▶ **Task instructions**:
Gather all lines with the word "ylabel" in them.

>> Begin Dataset extract

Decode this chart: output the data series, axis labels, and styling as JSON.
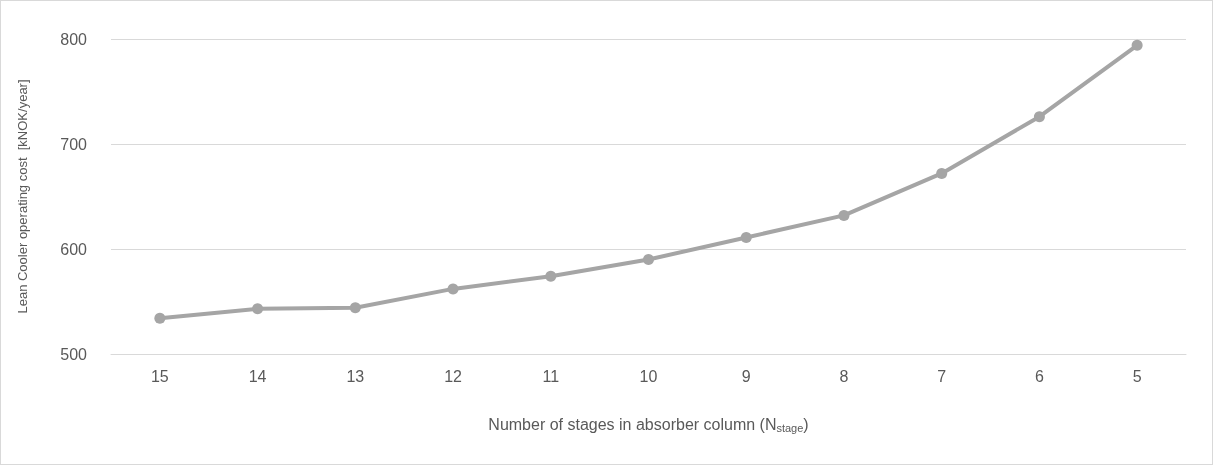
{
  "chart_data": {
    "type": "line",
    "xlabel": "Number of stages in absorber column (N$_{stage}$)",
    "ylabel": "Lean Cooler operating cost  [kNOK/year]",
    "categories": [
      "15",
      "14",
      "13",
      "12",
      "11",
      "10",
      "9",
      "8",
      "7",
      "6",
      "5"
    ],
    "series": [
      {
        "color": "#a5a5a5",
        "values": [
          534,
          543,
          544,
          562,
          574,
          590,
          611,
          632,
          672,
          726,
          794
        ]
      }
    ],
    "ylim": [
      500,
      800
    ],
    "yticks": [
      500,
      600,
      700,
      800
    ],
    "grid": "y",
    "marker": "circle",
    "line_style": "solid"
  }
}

>> End Dataset extract
>> Begin Dataset extract

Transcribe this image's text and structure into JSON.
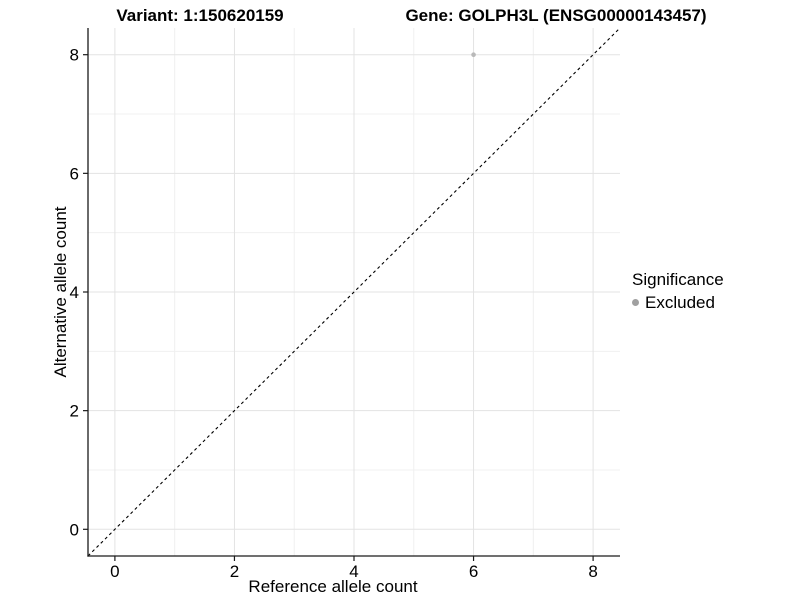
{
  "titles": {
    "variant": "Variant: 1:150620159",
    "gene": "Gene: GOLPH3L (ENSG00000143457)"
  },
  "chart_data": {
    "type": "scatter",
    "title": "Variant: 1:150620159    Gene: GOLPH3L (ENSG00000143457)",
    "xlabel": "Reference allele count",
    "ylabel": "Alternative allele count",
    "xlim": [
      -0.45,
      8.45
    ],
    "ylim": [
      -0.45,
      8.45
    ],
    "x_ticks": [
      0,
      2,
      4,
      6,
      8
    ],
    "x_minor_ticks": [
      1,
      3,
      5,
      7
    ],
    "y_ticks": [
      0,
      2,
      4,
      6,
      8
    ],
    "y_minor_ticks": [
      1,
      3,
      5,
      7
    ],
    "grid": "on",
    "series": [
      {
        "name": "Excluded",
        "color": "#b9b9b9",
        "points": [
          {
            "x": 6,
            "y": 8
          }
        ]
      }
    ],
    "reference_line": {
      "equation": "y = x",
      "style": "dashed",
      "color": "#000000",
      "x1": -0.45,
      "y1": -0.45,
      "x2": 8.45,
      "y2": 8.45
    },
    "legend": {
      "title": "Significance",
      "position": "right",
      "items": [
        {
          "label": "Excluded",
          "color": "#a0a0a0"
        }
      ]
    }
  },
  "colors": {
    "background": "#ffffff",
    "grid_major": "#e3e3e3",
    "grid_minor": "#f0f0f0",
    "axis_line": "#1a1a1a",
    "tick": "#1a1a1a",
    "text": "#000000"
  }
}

>> End Dataset extract
>> Begin Dataset extract

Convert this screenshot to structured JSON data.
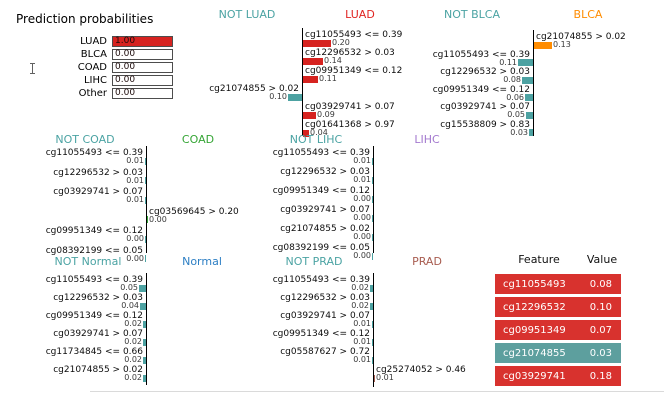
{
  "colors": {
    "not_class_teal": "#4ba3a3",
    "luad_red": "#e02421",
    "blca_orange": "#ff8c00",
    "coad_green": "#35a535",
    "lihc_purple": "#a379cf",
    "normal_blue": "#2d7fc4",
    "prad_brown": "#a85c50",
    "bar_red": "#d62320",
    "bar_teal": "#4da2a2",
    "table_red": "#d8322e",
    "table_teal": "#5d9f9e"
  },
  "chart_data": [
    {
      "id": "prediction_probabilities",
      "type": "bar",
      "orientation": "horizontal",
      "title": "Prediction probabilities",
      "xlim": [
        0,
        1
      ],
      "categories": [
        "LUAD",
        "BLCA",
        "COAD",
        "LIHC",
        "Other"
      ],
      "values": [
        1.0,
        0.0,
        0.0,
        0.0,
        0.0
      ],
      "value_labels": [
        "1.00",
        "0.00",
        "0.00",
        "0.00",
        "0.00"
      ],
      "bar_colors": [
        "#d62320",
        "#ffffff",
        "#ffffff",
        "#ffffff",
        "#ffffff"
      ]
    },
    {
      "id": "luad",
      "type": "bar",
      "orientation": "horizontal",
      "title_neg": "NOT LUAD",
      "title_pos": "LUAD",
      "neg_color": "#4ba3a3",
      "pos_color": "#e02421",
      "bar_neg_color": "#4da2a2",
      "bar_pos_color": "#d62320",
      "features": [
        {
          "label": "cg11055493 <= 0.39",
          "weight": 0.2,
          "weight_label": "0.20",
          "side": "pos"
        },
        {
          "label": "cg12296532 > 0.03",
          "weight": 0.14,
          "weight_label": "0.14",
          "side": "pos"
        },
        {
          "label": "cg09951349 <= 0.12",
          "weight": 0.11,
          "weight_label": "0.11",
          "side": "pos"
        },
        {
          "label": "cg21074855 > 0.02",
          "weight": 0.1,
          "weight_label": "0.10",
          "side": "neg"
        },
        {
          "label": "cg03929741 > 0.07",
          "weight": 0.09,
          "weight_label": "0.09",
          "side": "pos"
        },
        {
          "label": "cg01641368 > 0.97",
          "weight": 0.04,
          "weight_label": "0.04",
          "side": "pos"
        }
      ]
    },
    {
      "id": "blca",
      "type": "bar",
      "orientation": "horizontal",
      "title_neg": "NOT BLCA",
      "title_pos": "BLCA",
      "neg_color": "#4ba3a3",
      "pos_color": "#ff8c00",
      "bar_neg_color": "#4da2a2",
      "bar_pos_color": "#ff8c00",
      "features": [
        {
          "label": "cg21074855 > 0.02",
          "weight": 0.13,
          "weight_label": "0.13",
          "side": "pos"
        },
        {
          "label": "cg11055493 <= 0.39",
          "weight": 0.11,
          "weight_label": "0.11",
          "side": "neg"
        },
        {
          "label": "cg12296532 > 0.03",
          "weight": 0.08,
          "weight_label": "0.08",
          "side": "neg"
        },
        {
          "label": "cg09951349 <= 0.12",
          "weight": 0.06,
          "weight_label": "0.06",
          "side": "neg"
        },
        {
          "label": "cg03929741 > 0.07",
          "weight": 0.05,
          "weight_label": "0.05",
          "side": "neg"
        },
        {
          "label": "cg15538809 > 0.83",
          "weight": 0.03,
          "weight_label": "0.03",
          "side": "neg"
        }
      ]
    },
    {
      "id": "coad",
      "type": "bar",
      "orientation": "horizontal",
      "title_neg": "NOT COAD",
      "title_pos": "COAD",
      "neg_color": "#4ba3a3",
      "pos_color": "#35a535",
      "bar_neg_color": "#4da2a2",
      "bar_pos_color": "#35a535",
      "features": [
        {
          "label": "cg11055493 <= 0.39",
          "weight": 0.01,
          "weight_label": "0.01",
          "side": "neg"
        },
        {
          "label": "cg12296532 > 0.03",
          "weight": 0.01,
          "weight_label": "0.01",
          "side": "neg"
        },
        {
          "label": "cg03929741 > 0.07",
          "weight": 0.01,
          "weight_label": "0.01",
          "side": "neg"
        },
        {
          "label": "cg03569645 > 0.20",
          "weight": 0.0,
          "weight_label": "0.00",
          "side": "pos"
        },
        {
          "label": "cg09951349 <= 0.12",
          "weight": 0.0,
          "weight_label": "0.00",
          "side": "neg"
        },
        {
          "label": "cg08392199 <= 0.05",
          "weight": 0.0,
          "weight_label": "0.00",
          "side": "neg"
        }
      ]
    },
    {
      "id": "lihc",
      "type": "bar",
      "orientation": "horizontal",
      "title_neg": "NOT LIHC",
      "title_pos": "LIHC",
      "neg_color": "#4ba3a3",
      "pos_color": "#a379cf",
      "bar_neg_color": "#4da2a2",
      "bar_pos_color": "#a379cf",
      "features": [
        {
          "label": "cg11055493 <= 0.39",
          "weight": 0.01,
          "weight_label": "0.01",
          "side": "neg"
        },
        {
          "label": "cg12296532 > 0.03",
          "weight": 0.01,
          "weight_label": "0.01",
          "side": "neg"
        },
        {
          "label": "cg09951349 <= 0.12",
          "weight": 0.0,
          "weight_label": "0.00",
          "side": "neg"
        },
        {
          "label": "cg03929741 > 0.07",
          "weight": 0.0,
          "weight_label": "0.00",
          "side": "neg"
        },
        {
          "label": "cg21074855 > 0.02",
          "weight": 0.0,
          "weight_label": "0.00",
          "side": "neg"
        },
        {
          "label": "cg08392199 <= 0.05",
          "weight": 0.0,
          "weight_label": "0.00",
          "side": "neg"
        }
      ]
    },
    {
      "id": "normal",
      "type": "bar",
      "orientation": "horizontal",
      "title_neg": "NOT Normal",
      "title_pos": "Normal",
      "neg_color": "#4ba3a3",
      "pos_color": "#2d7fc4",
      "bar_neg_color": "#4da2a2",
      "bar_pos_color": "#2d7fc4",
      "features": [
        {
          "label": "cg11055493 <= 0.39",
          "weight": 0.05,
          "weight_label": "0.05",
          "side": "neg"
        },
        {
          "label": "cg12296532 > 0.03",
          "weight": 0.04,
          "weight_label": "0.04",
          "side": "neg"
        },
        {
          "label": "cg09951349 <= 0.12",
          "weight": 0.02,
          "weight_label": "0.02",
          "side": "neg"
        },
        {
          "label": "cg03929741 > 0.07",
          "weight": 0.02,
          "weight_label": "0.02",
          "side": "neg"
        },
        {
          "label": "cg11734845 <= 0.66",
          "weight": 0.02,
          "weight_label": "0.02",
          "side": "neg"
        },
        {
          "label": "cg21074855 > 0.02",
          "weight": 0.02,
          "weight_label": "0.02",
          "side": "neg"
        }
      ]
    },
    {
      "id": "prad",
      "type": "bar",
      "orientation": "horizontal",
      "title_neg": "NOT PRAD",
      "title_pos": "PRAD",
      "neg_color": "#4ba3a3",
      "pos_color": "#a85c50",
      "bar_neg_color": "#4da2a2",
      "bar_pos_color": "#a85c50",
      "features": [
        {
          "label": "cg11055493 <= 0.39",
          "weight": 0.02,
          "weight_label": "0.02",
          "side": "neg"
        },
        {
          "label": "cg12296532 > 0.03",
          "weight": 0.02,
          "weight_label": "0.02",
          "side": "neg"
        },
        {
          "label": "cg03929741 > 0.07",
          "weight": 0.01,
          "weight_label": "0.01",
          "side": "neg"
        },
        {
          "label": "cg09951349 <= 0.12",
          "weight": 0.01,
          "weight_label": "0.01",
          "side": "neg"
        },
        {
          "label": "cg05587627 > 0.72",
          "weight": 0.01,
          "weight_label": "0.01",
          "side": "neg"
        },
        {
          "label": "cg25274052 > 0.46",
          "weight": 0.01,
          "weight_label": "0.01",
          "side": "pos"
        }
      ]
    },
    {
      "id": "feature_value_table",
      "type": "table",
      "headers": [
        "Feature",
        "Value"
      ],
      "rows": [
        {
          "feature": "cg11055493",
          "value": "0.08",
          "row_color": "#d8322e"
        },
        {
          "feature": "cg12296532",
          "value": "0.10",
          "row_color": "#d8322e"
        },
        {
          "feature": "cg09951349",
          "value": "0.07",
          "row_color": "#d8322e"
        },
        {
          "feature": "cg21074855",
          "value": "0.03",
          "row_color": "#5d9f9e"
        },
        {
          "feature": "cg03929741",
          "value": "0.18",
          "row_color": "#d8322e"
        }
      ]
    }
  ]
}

>> End Dataset extract

▶ **Task output**:
    "ylabel": "Lean Cooler operating cost  [kNOK/year]",
    "ylabel": "Alternative allele count",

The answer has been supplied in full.